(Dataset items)
★ ★ ★ ★ ★ ★ ★

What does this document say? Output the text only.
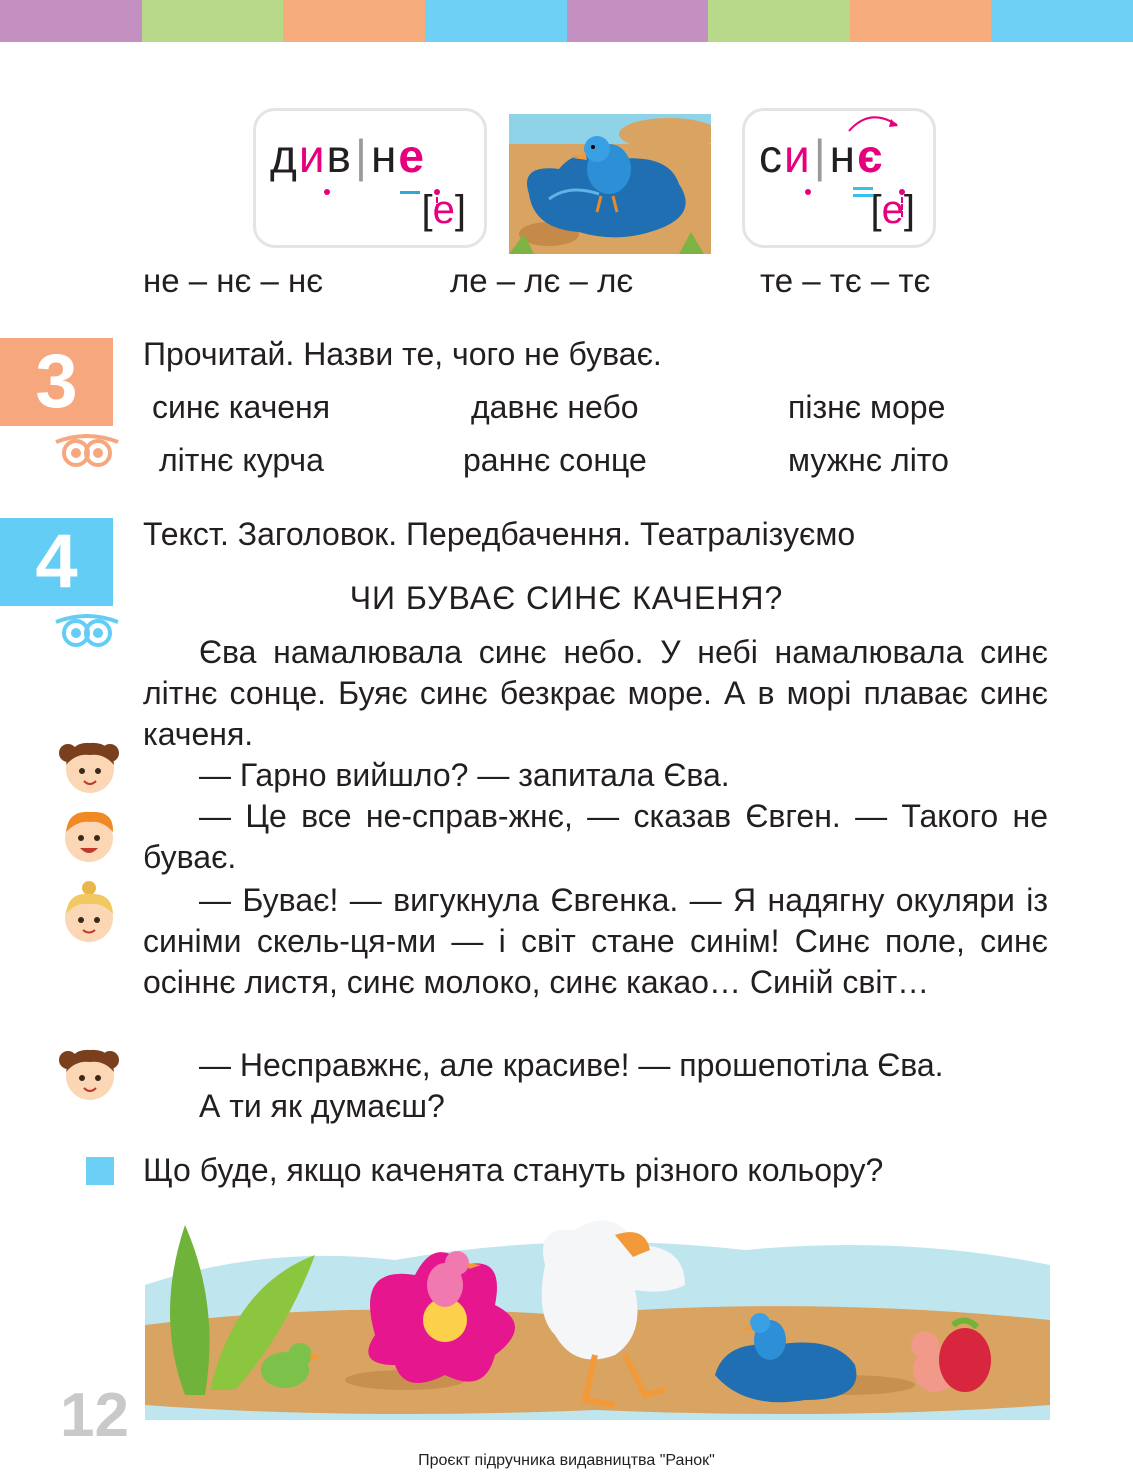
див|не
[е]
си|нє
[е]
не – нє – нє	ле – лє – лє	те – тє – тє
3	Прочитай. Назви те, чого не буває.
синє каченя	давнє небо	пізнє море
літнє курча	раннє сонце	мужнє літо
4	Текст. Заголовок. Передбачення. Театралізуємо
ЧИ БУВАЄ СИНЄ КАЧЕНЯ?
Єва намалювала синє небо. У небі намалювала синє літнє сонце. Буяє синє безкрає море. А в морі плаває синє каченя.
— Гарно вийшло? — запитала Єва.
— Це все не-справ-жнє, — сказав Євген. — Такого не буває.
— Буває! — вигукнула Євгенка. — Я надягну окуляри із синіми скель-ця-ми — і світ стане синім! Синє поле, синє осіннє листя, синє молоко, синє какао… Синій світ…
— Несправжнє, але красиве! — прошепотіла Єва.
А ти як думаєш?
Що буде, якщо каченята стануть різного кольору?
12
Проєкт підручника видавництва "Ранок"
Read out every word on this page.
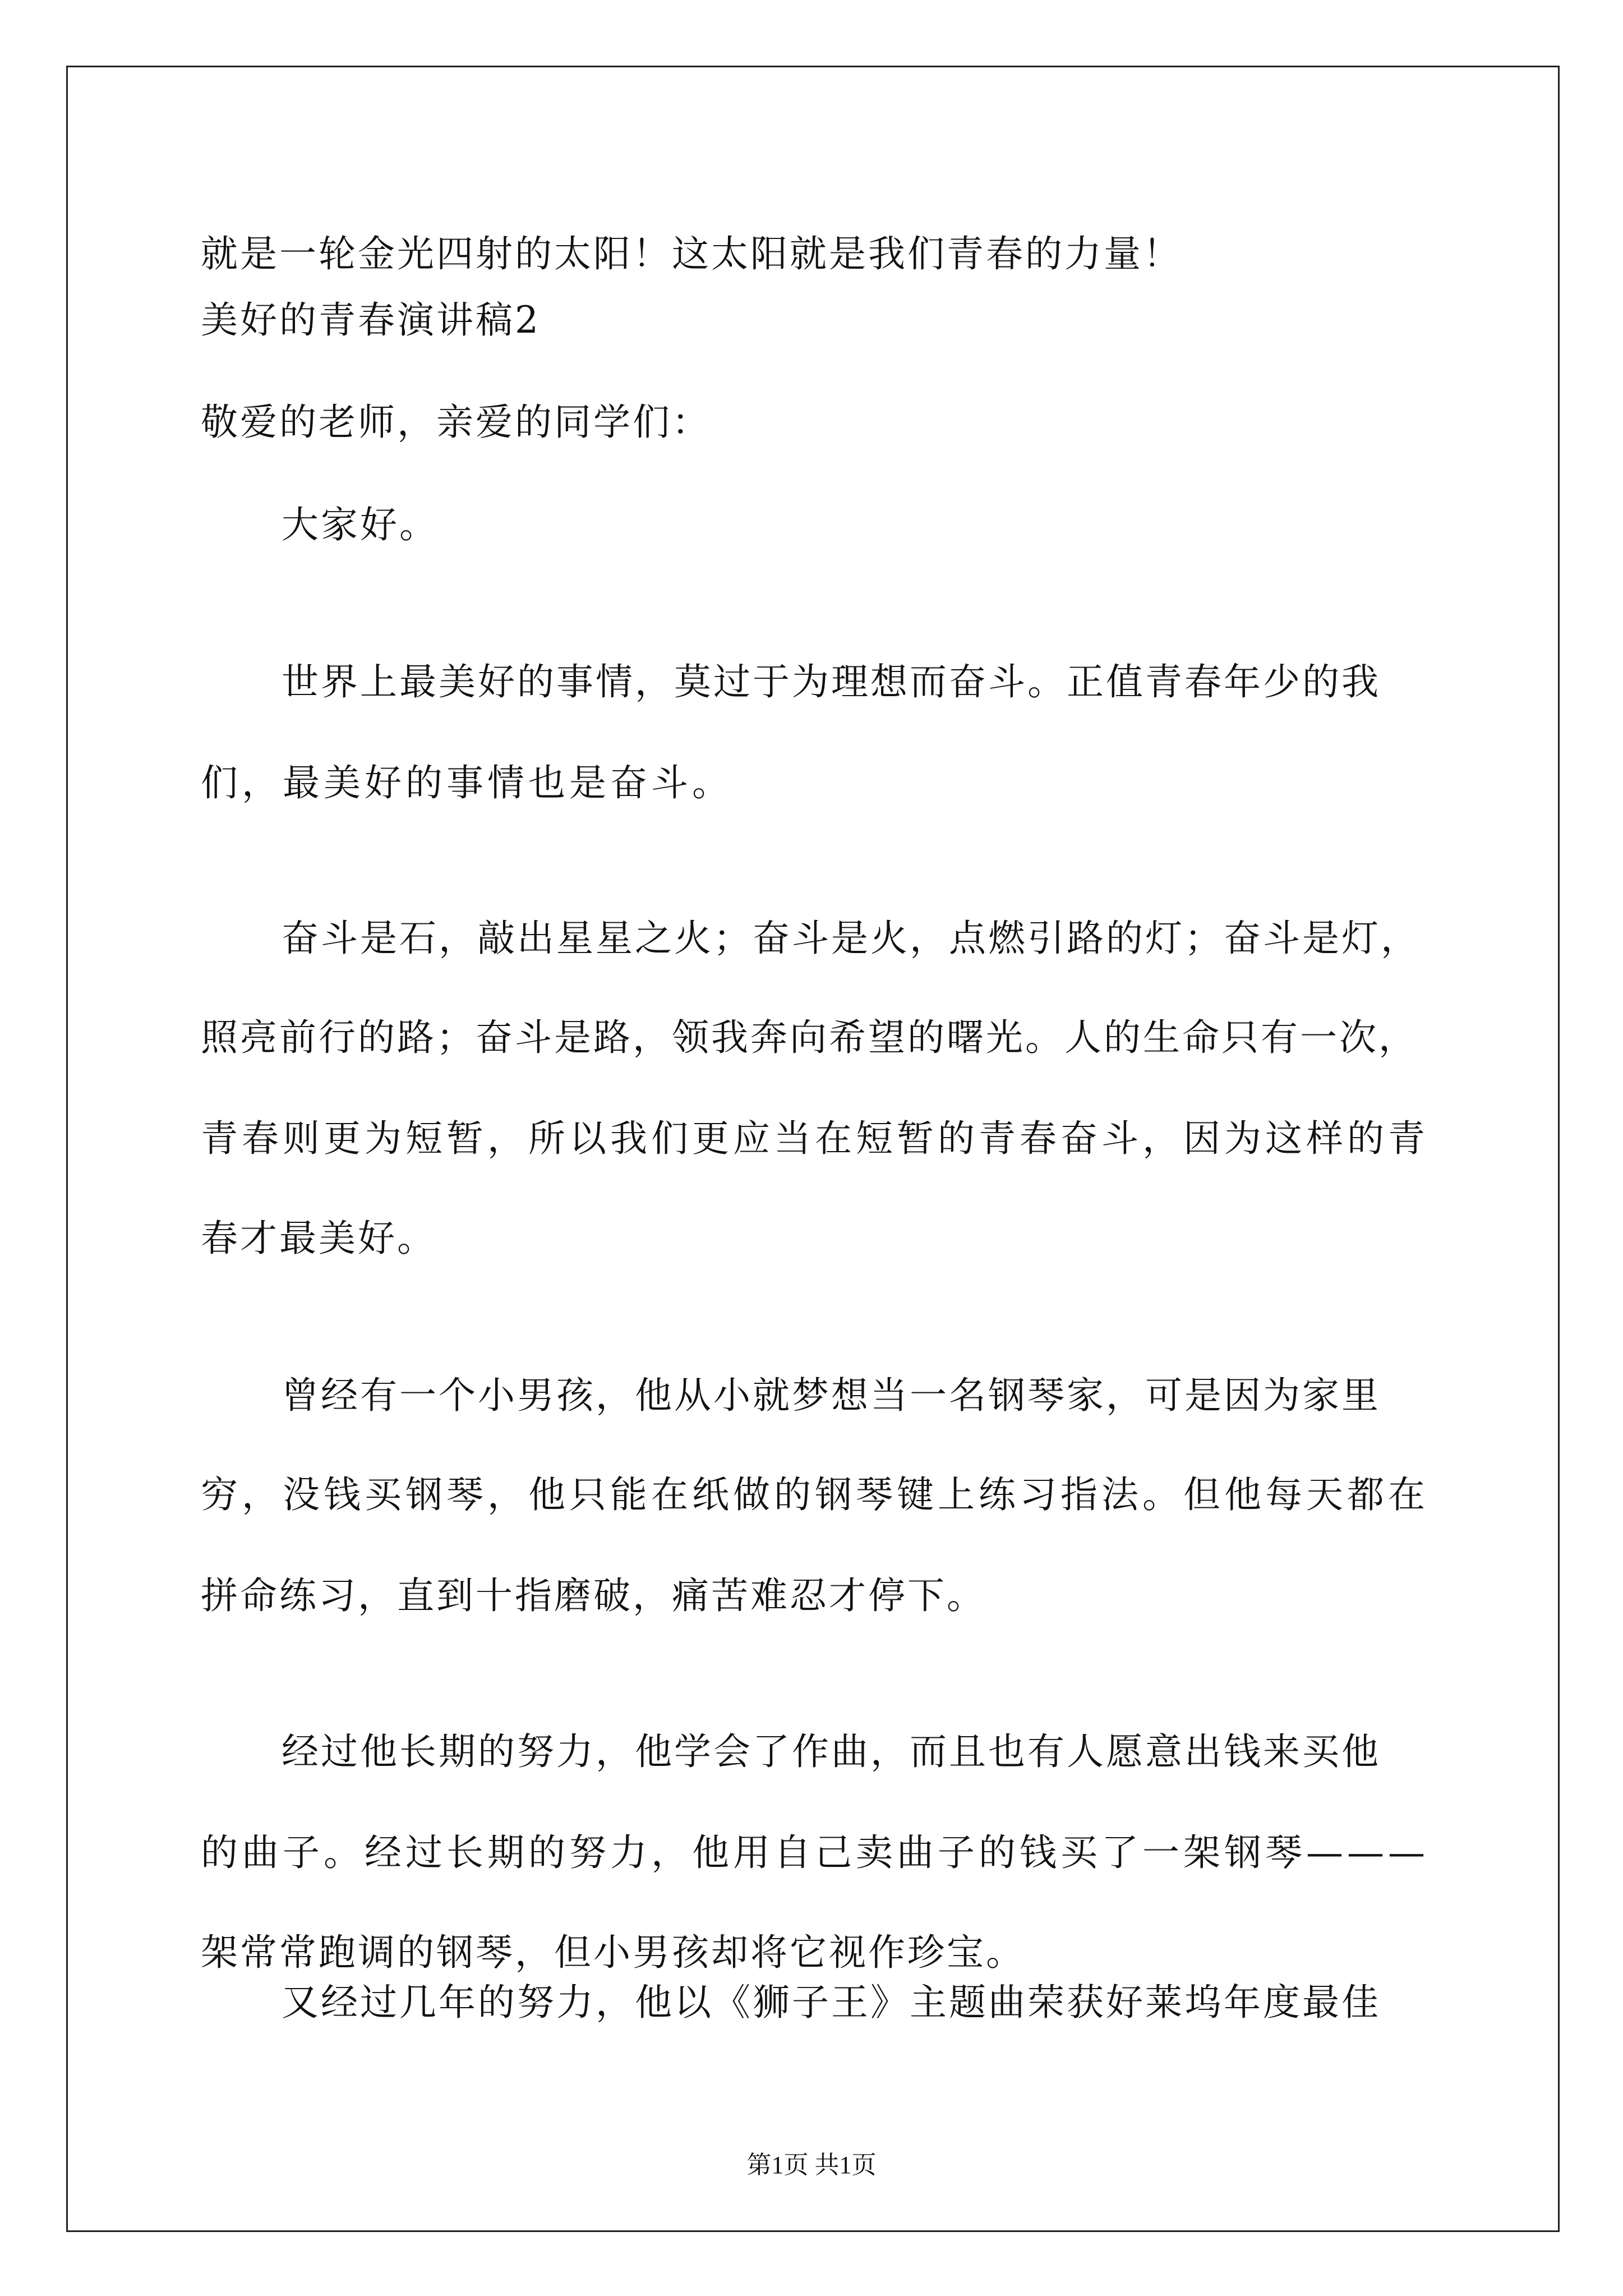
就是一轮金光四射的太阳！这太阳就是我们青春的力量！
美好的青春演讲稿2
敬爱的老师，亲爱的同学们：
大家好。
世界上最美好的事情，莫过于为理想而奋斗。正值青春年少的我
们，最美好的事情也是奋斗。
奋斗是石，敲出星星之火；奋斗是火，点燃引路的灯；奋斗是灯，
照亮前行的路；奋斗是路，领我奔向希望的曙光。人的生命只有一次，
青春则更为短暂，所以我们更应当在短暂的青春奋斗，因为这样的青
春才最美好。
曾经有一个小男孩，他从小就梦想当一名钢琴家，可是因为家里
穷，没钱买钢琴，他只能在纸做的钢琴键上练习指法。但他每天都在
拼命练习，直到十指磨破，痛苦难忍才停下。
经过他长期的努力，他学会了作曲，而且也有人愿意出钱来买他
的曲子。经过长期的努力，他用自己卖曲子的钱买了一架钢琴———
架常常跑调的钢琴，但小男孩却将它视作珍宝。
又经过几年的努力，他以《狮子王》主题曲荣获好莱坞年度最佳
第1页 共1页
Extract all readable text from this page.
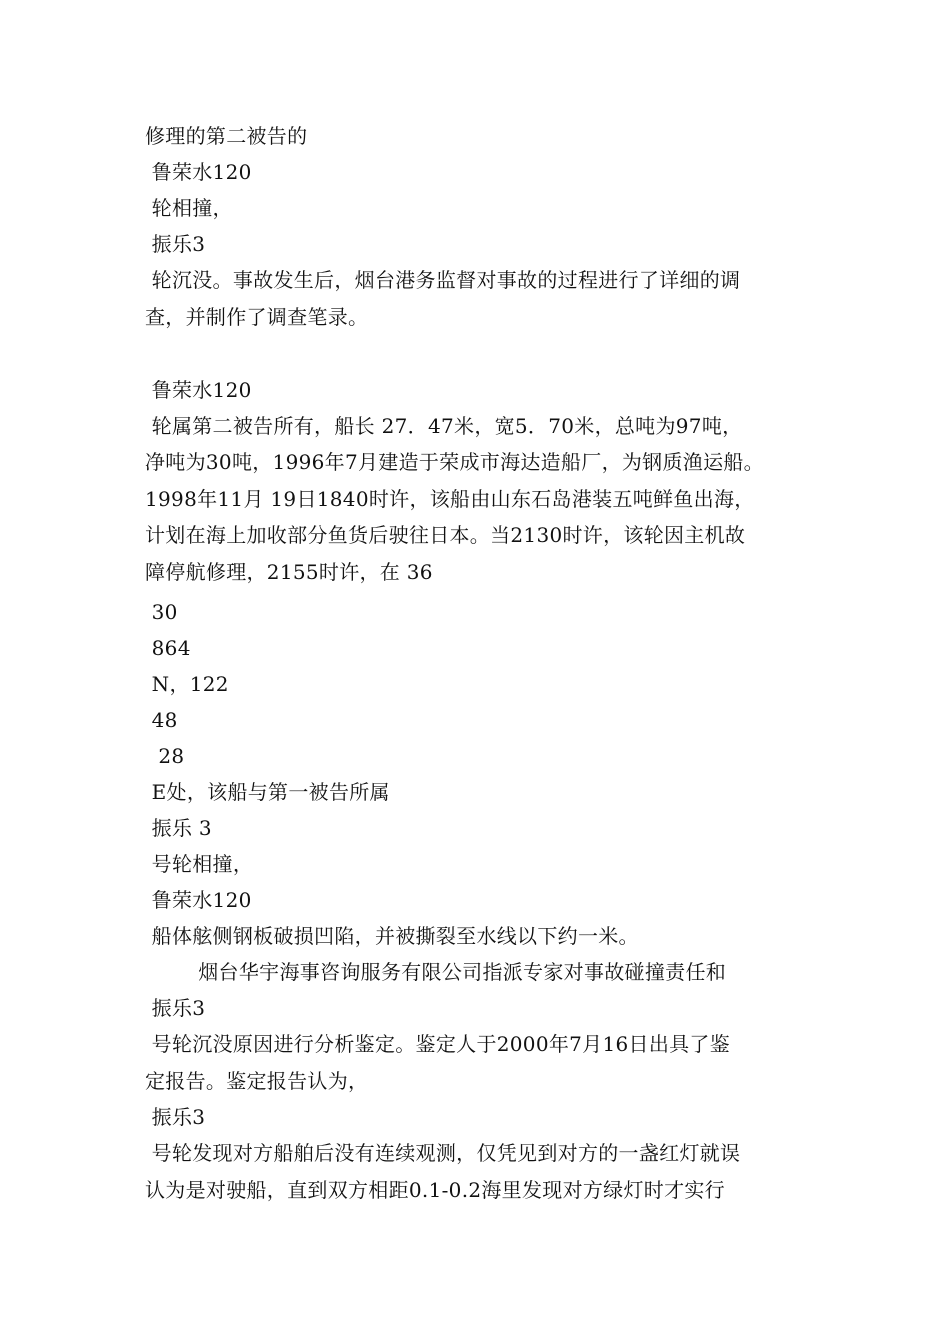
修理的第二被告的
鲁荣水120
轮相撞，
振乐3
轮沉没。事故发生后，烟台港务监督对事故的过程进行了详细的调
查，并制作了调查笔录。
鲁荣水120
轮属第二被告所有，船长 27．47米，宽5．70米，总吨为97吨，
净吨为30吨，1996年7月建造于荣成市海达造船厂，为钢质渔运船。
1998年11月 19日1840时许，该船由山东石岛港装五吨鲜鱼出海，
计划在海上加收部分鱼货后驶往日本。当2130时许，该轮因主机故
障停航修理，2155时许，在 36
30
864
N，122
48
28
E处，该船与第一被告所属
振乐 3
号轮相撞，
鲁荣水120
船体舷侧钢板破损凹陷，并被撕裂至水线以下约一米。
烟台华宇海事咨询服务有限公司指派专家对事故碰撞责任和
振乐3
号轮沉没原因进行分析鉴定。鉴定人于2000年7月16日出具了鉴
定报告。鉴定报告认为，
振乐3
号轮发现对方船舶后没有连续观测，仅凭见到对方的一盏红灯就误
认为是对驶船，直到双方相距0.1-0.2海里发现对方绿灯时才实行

★ ★ ★ ★ ★ ★ ★

#### What to do:
Report how many lines of the records above contain the word "море", and give only that number.

#### Answer below:
2